**WHAT TO DO:** Find the line containing "Extract the structured" in the entries; transcribe it and all remaining lines through the end, exactly as they appear, but not the pictures.

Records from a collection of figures
------------------------------
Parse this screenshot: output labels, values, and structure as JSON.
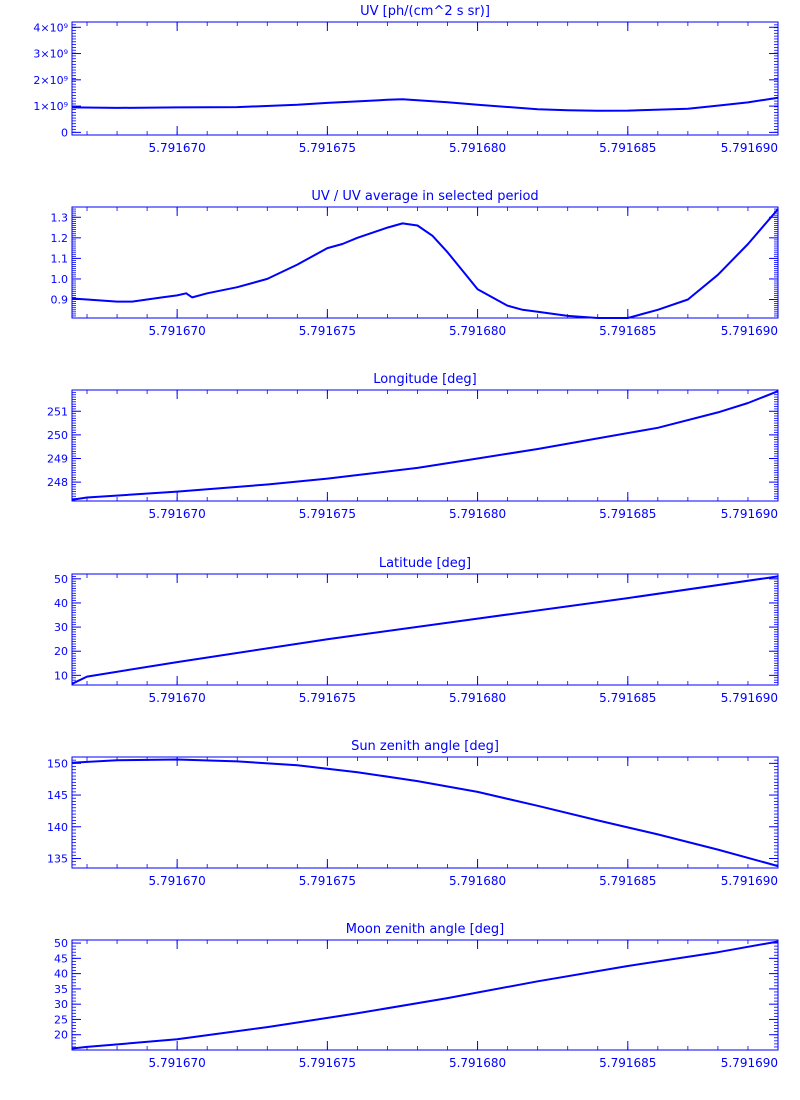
{
  "chart_data": [
    {
      "type": "line",
      "title": "UV [ph/(cm^2 s sr)]",
      "xlim": [
        5.7916665,
        5.79169
      ],
      "ylim": [
        -0.1,
        4.2
      ],
      "y_ticks": [
        {
          "value": 0,
          "label": "0"
        },
        {
          "value": 1,
          "label": "1×10⁹"
        },
        {
          "value": 2,
          "label": "2×10⁹"
        },
        {
          "value": 3,
          "label": "3×10⁹"
        },
        {
          "value": 4,
          "label": "4×10⁹"
        }
      ],
      "y_minor_count": 40,
      "series": [
        {
          "x": [
            5.7916665,
            5.791668,
            5.79167,
            5.791672,
            5.791674,
            5.791675,
            5.791676,
            5.791677,
            5.7916775,
            5.791679,
            5.79168,
            5.791682,
            5.791683,
            5.791684,
            5.791685,
            5.791687,
            5.791688,
            5.791689,
            5.79169
          ],
          "y": [
            0.95,
            0.93,
            0.95,
            0.96,
            1.05,
            1.12,
            1.18,
            1.24,
            1.26,
            1.15,
            1.05,
            0.88,
            0.84,
            0.82,
            0.83,
            0.9,
            1.02,
            1.14,
            1.32
          ]
        }
      ]
    },
    {
      "type": "line",
      "title": "UV / UV average in selected period",
      "xlim": [
        5.7916665,
        5.79169
      ],
      "ylim": [
        0.81,
        1.35
      ],
      "y_ticks": [
        {
          "value": 0.9,
          "label": "0.9"
        },
        {
          "value": 1.0,
          "label": "1.0"
        },
        {
          "value": 1.1,
          "label": "1.1"
        },
        {
          "value": 1.2,
          "label": "1.2"
        },
        {
          "value": 1.3,
          "label": "1.3"
        }
      ],
      "y_minor_count": 54,
      "series": [
        {
          "x": [
            5.7916665,
            5.791667,
            5.791668,
            5.7916685,
            5.791669,
            5.7916695,
            5.79167,
            5.7916703,
            5.7916705,
            5.791671,
            5.791672,
            5.791673,
            5.791674,
            5.791675,
            5.7916755,
            5.791676,
            5.791677,
            5.7916775,
            5.791678,
            5.7916785,
            5.791679,
            5.7916795,
            5.79168,
            5.791681,
            5.7916815,
            5.791682,
            5.791683,
            5.791684,
            5.791685,
            5.7916855,
            5.791686,
            5.791687,
            5.791688,
            5.791689,
            5.79169
          ],
          "y": [
            0.905,
            0.9,
            0.89,
            0.89,
            0.9,
            0.91,
            0.92,
            0.93,
            0.91,
            0.93,
            0.96,
            1.0,
            1.07,
            1.15,
            1.17,
            1.2,
            1.25,
            1.27,
            1.26,
            1.21,
            1.13,
            1.04,
            0.95,
            0.87,
            0.85,
            0.84,
            0.82,
            0.81,
            0.81,
            0.83,
            0.85,
            0.9,
            1.02,
            1.17,
            1.34
          ]
        }
      ]
    },
    {
      "type": "line",
      "title": "Longitude [deg]",
      "xlim": [
        5.7916665,
        5.79169
      ],
      "ylim": [
        247.2,
        251.9
      ],
      "y_ticks": [
        {
          "value": 248,
          "label": "248"
        },
        {
          "value": 249,
          "label": "249"
        },
        {
          "value": 250,
          "label": "250"
        },
        {
          "value": 251,
          "label": "251"
        }
      ],
      "y_minor_count": 47,
      "series": [
        {
          "x": [
            5.7916665,
            5.791667,
            5.79167,
            5.791673,
            5.791675,
            5.791678,
            5.79168,
            5.791682,
            5.791684,
            5.791686,
            5.791688,
            5.791689,
            5.79169
          ],
          "y": [
            247.25,
            247.35,
            247.6,
            247.9,
            248.15,
            248.6,
            249.0,
            249.4,
            249.85,
            250.3,
            250.95,
            251.35,
            251.85
          ]
        }
      ]
    },
    {
      "type": "line",
      "title": "Latitude [deg]",
      "xlim": [
        5.7916665,
        5.79169
      ],
      "ylim": [
        6,
        52
      ],
      "y_ticks": [
        {
          "value": 10,
          "label": "10"
        },
        {
          "value": 20,
          "label": "20"
        },
        {
          "value": 30,
          "label": "30"
        },
        {
          "value": 40,
          "label": "40"
        },
        {
          "value": 50,
          "label": "50"
        }
      ],
      "y_minor_count": 46,
      "series": [
        {
          "x": [
            5.7916665,
            5.791667,
            5.79167,
            5.791675,
            5.79168,
            5.791685,
            5.79169
          ],
          "y": [
            6.5,
            9.5,
            15.5,
            25,
            33.5,
            42,
            51
          ]
        }
      ]
    },
    {
      "type": "line",
      "title": "Sun zenith angle [deg]",
      "xlim": [
        5.7916665,
        5.79169
      ],
      "ylim": [
        133.5,
        151
      ],
      "y_ticks": [
        {
          "value": 135,
          "label": "135"
        },
        {
          "value": 140,
          "label": "140"
        },
        {
          "value": 145,
          "label": "145"
        },
        {
          "value": 150,
          "label": "150"
        }
      ],
      "y_minor_count": 35,
      "series": [
        {
          "x": [
            5.7916665,
            5.791668,
            5.79167,
            5.791672,
            5.791674,
            5.791676,
            5.791678,
            5.79168,
            5.791682,
            5.791684,
            5.791686,
            5.791688,
            5.79169
          ],
          "y": [
            150.1,
            150.5,
            150.6,
            150.3,
            149.7,
            148.6,
            147.2,
            145.5,
            143.3,
            141.0,
            138.8,
            136.4,
            133.8
          ]
        }
      ]
    },
    {
      "type": "line",
      "title": "Moon zenith angle [deg]",
      "xlim": [
        5.7916665,
        5.79169
      ],
      "ylim": [
        15,
        51
      ],
      "y_ticks": [
        {
          "value": 20,
          "label": "20"
        },
        {
          "value": 25,
          "label": "25"
        },
        {
          "value": 30,
          "label": "30"
        },
        {
          "value": 35,
          "label": "35"
        },
        {
          "value": 40,
          "label": "40"
        },
        {
          "value": 45,
          "label": "45"
        },
        {
          "value": 50,
          "label": "50"
        }
      ],
      "y_minor_count": 36,
      "series": [
        {
          "x": [
            5.7916665,
            5.791667,
            5.79167,
            5.791673,
            5.791676,
            5.791679,
            5.791682,
            5.791685,
            5.791688,
            5.79169
          ],
          "y": [
            15.5,
            16.0,
            18.5,
            22.5,
            27.0,
            32.0,
            37.5,
            42.5,
            47.0,
            50.5
          ]
        }
      ]
    }
  ],
  "x_ticks": [
    {
      "value": 5.79167,
      "label": "5.791670"
    },
    {
      "value": 5.791675,
      "label": "5.791675"
    },
    {
      "value": 5.79168,
      "label": "5.791680"
    },
    {
      "value": 5.791685,
      "label": "5.791685"
    },
    {
      "value": 5.79169,
      "label": "5.791690"
    }
  ],
  "x_minor_step": 1e-06,
  "colors": {
    "ink": "#0000ff",
    "background": "#ffffff"
  }
}
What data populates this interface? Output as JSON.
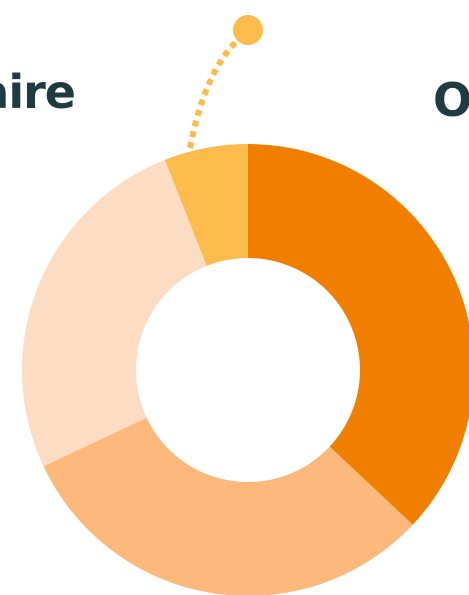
{
  "chart_data": {
    "type": "donut",
    "annotations": [
      "aire",
      "O"
    ],
    "values": [
      37,
      31,
      26,
      6
    ],
    "colors": [
      "#f07f00",
      "#fdb97c",
      "#fddcc4",
      "#fcbb4a"
    ]
  }
}
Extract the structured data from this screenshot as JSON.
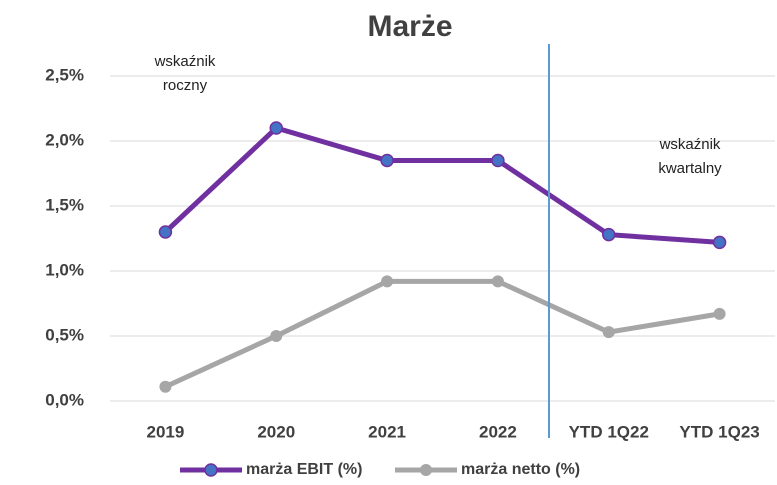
{
  "chart_data": {
    "type": "line",
    "title": "Marże",
    "categories": [
      "2019",
      "2020",
      "2021",
      "2022",
      "YTD 1Q22",
      "YTD 1Q23"
    ],
    "series": [
      {
        "name": "marża EBIT (%)",
        "color": "#7030a0",
        "marker_color": "#4472c4",
        "values": [
          1.3,
          2.1,
          1.85,
          1.85,
          1.28,
          1.22
        ]
      },
      {
        "name": "marża netto (%)",
        "color": "#a6a6a6",
        "marker_color": "#a6a6a6",
        "values": [
          0.11,
          0.5,
          0.92,
          0.92,
          0.53,
          0.67
        ]
      }
    ],
    "ylim": [
      0,
      2.5
    ],
    "yticks": [
      {
        "value": 0,
        "label": "0,0%"
      },
      {
        "value": 0.5,
        "label": "0,5%"
      },
      {
        "value": 1,
        "label": "1,0%"
      },
      {
        "value": 1.5,
        "label": "1,5%"
      },
      {
        "value": 2,
        "label": "2,0%"
      },
      {
        "value": 2.5,
        "label": "2,5%"
      }
    ],
    "grid": true,
    "legend": "bottom",
    "annotations": [
      [
        "wskaźnik",
        "roczny"
      ],
      [
        "wskaźnik",
        "kwartalny"
      ]
    ]
  }
}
------------------------------
**FULL RESPONSE:**
Extract the structured data from this screenshot as JSON.
{
  "chart_data": {
    "type": "line",
    "title": "Marże",
    "categories": [
      "2019",
      "2020",
      "2021",
      "2022",
      "YTD 1Q22",
      "YTD 1Q23"
    ],
    "series": [
      {
        "name": "marża EBIT (%)",
        "color": "#7030a0",
        "marker_color": "#4472c4",
        "values": [
          1.3,
          2.1,
          1.85,
          1.85,
          1.28,
          1.22
        ]
      },
      {
        "name": "marża netto (%)",
        "color": "#a6a6a6",
        "marker_color": "#a6a6a6",
        "values": [
          0.11,
          0.5,
          0.92,
          0.92,
          0.53,
          0.67
        ]
      }
    ],
    "ylim": [
      0,
      2.5
    ],
    "yticks": [
      {
        "value": 0,
        "label": "0,0%"
      },
      {
        "value": 0.5,
        "label": "0,5%"
      },
      {
        "value": 1,
        "label": "1,0%"
      },
      {
        "value": 1.5,
        "label": "1,5%"
      },
      {
        "value": 2,
        "label": "2,0%"
      },
      {
        "value": 2.5,
        "label": "2,5%"
      }
    ],
    "grid": true,
    "legend": "bottom",
    "annotations": [
      [
        "wskaźnik",
        "roczny"
      ],
      [
        "wskaźnik",
        "kwartalny"
      ]
    ]
  }
}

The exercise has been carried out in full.